- [Goal of the exercise]
Without omitting anything, return the records precisely as given.
_ _ _ _ _
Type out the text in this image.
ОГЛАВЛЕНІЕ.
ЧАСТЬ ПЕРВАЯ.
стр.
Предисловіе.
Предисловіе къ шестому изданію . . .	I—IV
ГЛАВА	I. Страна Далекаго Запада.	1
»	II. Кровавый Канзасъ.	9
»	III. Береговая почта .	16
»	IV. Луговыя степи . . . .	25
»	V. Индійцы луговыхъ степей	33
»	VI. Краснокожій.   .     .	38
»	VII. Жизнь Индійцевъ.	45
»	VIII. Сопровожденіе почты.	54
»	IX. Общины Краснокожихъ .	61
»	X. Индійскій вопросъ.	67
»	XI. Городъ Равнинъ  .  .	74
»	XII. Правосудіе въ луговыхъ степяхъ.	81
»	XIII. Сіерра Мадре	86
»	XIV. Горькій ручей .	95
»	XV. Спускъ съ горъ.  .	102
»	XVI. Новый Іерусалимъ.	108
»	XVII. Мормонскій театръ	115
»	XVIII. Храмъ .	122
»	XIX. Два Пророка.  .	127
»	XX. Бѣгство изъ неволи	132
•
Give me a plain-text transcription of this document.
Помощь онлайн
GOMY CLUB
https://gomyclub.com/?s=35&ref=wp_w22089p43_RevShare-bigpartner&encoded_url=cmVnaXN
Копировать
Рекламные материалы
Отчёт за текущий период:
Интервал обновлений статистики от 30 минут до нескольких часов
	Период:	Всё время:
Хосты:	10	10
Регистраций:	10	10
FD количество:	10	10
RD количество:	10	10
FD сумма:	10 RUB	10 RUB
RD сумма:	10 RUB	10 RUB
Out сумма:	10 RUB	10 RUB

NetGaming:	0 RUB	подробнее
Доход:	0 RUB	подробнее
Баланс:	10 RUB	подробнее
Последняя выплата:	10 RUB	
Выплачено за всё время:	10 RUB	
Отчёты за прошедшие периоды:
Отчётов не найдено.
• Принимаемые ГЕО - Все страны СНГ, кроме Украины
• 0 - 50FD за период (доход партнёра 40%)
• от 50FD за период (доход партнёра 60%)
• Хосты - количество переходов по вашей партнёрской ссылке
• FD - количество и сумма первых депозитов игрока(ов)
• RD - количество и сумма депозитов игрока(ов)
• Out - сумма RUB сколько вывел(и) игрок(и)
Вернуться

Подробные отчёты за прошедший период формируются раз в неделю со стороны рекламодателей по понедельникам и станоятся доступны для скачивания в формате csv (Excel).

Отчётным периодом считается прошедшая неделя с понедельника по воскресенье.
_ _ _ _ _
- [Task output]
Type out the text in this image.
ОГЛАВЛЕНІЕ.
ЧАСТЬ ПЕРВАЯ.
стр.
Предисловіе.
Предисловіе къ шестому изданію . . .	I—IV
ГЛАВА	I. Страна Далекаго Запада.	1
»	II. Кровавый Канзасъ.	9
»	III. Береговая почта .	16
»	IV. Луговыя степи . . . .	25
»	V. Индійцы луговыхъ степей	33
»	VI. Краснокожій.   .     .	38
»	VII. Жизнь Индійцевъ.	45
»	VIII. Сопровожденіе почты.	54
»	IX. Общины Краснокожихъ .	61
»	X. Индійскій вопросъ.	67
»	XI. Городъ Равнинъ  .  .	74
»	XII. Правосудіе въ луговыхъ степяхъ.	81
»	XIII. Сіерра Мадре	86
»	XIV. Горькій ручей .	95
»	XV. Спускъ съ горъ.  .	102
»	XVI. Новый Іерусалимъ.	108
»	XVII. Мормонскій театръ	115
»	XVIII. Храмъ .	122
»	XIX. Два Пророка.  .	127
»	XX. Бѣгство изъ неволи	132
•
Give me a plain-text transcription of this document.
Помощь онлайн
GOMY CLUB
https://gomyclub.com/?s=35&ref=wp_w22089p43_RevShare-bigpartner&encoded_url=cmVnaXN
Копировать
Рекламные материалы
Отчёт за текущий период:
Интервал обновлений статистики от 30 минут до нескольких часов
	Период:	Всё время:
Хосты:	10	10
Регистраций:	10	10
FD количество:	10	10
RD количество:	10	10
FD сумма:	10 RUB	10 RUB
RD сумма:	10 RUB	10 RUB
Out сумма:	10 RUB	10 RUB

NetGaming:	0 RUB	подробнее
Доход:	0 RUB	подробнее
Баланс:	10 RUB	подробнее
Последняя выплата:	10 RUB	
Выплачено за всё время:	10 RUB	
Отчёты за прошедшие периоды:
Отчётов не найдено.
• Принимаемые ГЕО - Все страны СНГ, кроме Украины
• 0 - 50FD за период (доход партнёра 40%)
• от 50FD за период (доход партнёра 60%)
• Хосты - количество переходов по вашей партнёрской ссылке
• FD - количество и сумма первых депозитов игрока(ов)
• RD - количество и сумма депозитов игрока(ов)
• Out - сумма RUB сколько вывел(и) игрок(и)
Вернуться

Подробные отчёты за прошедший период формируются раз в неделю со стороны рекламодателей по понедельникам и станоятся доступны для скачивания в формате csv (Excel).

Отчётным периодом считается прошедшая неделя с понедельника по воскресенье.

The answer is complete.